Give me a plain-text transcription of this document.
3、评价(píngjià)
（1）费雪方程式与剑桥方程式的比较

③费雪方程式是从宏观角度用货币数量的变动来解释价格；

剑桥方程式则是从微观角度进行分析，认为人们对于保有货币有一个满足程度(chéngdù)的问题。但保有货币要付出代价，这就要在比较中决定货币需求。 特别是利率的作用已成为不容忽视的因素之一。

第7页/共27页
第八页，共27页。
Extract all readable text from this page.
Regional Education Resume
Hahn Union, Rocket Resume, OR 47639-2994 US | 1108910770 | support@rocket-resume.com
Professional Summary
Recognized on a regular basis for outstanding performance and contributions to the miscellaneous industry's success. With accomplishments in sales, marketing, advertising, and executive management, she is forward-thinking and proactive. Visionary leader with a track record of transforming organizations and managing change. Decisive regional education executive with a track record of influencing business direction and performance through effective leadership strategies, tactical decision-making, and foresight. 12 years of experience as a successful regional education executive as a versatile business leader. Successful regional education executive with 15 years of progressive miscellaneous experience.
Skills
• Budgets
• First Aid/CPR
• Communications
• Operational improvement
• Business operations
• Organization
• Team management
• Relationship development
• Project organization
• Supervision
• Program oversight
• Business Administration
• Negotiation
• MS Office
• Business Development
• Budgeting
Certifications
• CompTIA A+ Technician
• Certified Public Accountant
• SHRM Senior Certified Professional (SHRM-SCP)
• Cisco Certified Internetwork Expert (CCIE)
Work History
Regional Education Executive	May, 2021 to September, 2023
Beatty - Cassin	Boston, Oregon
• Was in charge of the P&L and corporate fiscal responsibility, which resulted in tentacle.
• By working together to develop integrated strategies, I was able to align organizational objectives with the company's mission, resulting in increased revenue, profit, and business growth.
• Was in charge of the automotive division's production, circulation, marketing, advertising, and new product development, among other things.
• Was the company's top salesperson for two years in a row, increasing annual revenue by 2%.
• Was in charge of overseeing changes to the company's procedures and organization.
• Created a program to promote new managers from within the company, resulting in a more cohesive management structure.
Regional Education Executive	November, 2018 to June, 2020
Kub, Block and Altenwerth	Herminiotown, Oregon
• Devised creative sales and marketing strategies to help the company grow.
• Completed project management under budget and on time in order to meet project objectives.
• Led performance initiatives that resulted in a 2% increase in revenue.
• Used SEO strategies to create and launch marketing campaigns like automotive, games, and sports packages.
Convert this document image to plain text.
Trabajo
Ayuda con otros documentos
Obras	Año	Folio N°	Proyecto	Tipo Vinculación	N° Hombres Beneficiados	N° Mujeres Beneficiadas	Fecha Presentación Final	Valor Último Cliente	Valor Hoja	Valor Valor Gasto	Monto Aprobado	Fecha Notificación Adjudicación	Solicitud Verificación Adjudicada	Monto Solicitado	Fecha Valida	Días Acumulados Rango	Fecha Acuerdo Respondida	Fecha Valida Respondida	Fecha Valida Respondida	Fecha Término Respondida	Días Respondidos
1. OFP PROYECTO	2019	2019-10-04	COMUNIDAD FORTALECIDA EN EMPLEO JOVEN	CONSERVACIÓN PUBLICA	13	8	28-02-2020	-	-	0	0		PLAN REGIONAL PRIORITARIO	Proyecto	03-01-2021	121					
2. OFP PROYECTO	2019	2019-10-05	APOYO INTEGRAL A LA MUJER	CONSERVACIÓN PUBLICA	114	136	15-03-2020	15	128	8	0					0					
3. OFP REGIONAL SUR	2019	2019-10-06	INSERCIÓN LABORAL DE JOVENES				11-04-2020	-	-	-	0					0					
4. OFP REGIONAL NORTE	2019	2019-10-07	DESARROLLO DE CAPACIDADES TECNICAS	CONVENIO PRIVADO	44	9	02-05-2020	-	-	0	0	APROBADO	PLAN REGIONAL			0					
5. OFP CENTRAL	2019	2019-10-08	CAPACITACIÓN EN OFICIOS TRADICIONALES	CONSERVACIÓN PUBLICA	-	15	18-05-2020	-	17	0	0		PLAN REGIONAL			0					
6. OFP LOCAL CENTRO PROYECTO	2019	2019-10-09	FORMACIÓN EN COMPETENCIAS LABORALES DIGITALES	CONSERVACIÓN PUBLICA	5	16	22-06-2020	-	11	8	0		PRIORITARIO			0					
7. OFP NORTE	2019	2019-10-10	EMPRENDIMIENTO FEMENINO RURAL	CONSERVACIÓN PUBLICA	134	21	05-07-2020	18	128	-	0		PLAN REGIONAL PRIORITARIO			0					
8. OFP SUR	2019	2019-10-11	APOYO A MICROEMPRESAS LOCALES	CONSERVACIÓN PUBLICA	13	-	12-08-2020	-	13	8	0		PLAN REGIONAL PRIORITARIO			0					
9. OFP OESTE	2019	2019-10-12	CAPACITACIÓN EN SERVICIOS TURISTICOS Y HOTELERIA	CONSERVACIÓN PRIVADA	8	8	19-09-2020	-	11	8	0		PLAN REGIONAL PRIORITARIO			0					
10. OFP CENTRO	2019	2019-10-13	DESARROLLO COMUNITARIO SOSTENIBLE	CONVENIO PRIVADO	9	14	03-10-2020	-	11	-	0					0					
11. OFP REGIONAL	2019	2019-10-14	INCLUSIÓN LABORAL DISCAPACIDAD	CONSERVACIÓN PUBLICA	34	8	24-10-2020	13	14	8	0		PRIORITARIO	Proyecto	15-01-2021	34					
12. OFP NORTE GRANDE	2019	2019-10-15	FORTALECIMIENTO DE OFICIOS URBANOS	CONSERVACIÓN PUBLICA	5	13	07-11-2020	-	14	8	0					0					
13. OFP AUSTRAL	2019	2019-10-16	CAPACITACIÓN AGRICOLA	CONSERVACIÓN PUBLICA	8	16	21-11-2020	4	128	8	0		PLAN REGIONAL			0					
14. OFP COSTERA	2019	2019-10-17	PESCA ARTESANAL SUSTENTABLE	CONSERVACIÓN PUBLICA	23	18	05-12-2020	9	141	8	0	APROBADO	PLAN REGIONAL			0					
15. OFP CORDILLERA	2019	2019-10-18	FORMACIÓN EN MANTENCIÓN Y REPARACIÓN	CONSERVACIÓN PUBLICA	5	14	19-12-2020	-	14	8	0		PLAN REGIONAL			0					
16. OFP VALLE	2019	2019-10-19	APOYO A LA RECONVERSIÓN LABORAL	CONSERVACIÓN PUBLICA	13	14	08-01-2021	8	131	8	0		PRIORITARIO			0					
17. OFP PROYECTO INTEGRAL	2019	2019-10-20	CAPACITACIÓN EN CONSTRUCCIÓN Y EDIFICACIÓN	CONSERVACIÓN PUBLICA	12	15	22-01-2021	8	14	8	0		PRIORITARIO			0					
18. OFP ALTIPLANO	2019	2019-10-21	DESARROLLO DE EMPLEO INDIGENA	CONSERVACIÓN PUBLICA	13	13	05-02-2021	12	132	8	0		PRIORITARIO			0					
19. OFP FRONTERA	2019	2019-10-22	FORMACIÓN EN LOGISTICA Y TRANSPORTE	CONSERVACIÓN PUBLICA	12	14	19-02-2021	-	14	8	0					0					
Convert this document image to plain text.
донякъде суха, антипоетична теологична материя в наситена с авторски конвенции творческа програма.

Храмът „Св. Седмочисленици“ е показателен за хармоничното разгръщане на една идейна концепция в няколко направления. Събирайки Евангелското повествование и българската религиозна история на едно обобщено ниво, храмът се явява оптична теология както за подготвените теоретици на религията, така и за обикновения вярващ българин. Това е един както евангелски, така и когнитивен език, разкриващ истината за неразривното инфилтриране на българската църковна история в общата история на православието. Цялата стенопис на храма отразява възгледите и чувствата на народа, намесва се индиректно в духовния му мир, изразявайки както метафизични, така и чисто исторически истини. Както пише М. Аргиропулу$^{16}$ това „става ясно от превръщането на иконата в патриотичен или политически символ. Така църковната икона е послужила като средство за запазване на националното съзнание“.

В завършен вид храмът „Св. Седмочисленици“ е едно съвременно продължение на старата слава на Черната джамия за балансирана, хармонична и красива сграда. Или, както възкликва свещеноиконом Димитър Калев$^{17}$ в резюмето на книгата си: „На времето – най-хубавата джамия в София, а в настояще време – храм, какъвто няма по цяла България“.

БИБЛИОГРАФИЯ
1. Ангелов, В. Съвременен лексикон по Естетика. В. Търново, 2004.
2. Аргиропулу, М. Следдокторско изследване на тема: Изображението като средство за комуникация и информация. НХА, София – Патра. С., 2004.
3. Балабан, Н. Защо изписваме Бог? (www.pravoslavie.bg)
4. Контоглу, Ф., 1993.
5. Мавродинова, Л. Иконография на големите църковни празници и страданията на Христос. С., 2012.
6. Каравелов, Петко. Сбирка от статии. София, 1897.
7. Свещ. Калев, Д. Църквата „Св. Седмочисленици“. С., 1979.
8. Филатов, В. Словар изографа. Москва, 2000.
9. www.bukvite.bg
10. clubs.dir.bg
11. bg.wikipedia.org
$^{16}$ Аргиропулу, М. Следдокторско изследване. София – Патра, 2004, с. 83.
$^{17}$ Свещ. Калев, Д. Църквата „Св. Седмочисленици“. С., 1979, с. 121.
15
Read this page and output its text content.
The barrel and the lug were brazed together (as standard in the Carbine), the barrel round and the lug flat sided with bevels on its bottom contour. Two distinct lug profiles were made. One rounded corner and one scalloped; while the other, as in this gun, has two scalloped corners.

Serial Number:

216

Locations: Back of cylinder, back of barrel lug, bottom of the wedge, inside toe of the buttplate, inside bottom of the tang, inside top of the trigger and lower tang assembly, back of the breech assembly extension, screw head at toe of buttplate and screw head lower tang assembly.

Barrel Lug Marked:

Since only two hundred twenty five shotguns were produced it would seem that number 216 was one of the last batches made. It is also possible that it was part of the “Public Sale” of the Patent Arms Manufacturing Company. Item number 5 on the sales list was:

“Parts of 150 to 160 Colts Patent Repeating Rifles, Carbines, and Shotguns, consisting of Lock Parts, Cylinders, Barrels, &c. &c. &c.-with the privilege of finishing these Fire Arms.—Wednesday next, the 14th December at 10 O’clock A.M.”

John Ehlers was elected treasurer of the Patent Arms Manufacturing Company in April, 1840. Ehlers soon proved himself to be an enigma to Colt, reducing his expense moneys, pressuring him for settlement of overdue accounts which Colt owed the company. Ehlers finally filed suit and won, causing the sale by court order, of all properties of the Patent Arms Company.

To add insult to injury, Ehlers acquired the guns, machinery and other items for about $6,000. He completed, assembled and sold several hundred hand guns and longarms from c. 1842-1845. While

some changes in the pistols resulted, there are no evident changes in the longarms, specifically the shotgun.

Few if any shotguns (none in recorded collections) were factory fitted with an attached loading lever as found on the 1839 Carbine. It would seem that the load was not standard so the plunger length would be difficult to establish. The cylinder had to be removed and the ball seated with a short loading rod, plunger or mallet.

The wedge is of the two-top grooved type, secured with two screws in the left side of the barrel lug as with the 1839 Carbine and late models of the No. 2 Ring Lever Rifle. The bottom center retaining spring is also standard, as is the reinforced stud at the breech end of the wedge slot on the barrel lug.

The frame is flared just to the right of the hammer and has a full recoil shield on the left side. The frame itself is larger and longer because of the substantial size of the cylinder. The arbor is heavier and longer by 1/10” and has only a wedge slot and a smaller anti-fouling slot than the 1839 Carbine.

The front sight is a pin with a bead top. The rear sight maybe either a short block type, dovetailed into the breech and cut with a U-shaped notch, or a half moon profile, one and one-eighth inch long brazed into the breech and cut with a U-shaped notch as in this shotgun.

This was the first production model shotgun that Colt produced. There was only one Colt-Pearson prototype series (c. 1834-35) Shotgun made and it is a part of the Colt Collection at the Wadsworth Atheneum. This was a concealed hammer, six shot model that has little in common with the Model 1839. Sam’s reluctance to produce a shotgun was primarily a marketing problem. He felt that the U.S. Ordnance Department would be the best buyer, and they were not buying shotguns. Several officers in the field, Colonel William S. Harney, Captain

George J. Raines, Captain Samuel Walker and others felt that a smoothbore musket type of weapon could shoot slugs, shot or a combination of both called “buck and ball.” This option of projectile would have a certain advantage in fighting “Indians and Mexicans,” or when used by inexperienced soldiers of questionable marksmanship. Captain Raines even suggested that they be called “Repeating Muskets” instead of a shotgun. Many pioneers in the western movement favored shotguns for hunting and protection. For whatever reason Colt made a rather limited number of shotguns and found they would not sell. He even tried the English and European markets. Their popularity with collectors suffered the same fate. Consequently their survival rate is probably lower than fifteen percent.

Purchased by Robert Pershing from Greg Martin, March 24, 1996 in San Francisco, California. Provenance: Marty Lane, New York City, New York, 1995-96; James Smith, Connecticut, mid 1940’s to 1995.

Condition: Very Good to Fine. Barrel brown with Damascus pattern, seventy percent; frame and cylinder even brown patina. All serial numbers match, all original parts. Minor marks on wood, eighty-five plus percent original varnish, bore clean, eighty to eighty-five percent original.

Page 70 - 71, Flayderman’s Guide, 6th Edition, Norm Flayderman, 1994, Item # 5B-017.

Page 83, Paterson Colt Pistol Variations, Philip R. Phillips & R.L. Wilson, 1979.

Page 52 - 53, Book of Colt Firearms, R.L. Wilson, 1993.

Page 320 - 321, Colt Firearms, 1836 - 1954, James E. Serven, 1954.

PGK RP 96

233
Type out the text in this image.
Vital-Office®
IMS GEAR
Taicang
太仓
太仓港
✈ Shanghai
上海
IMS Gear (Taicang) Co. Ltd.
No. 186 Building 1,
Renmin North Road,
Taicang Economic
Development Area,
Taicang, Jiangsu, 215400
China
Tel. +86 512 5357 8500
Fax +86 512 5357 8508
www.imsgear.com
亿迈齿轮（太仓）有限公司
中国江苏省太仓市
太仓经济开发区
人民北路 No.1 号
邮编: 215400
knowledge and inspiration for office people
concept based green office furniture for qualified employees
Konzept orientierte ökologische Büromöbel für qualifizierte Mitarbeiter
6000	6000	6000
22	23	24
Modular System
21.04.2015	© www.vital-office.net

· · · · · · ·

**WRITTEN INSTRUCTION**:
Produce an exact copy of the lines from the one containing "Type out the text in this image." through the last line, and of nothing else.

**OUTPUT**:
Type out the text in this image.
Vital-Office®
IMS GEAR
Taicang
太仓
太仓港
✈ Shanghai
上海
IMS Gear (Taicang) Co. Ltd.
No. 186 Building 1,
Renmin North Road,
Taicang Economic
Development Area,
Taicang, Jiangsu, 215400
China
Tel. +86 512 5357 8500
Fax +86 512 5357 8508
www.imsgear.com
亿迈齿轮（太仓）有限公司
中国江苏省太仓市
太仓经济开发区
人民北路 No.1 号
邮编: 215400
knowledge and inspiration for office people
concept based green office furniture for qualified employees
Konzept orientierte ökologische Büromöbel für qualifizierte Mitarbeiter
6000	6000	6000
22	23	24
Modular System
21.04.2015	© www.vital-office.net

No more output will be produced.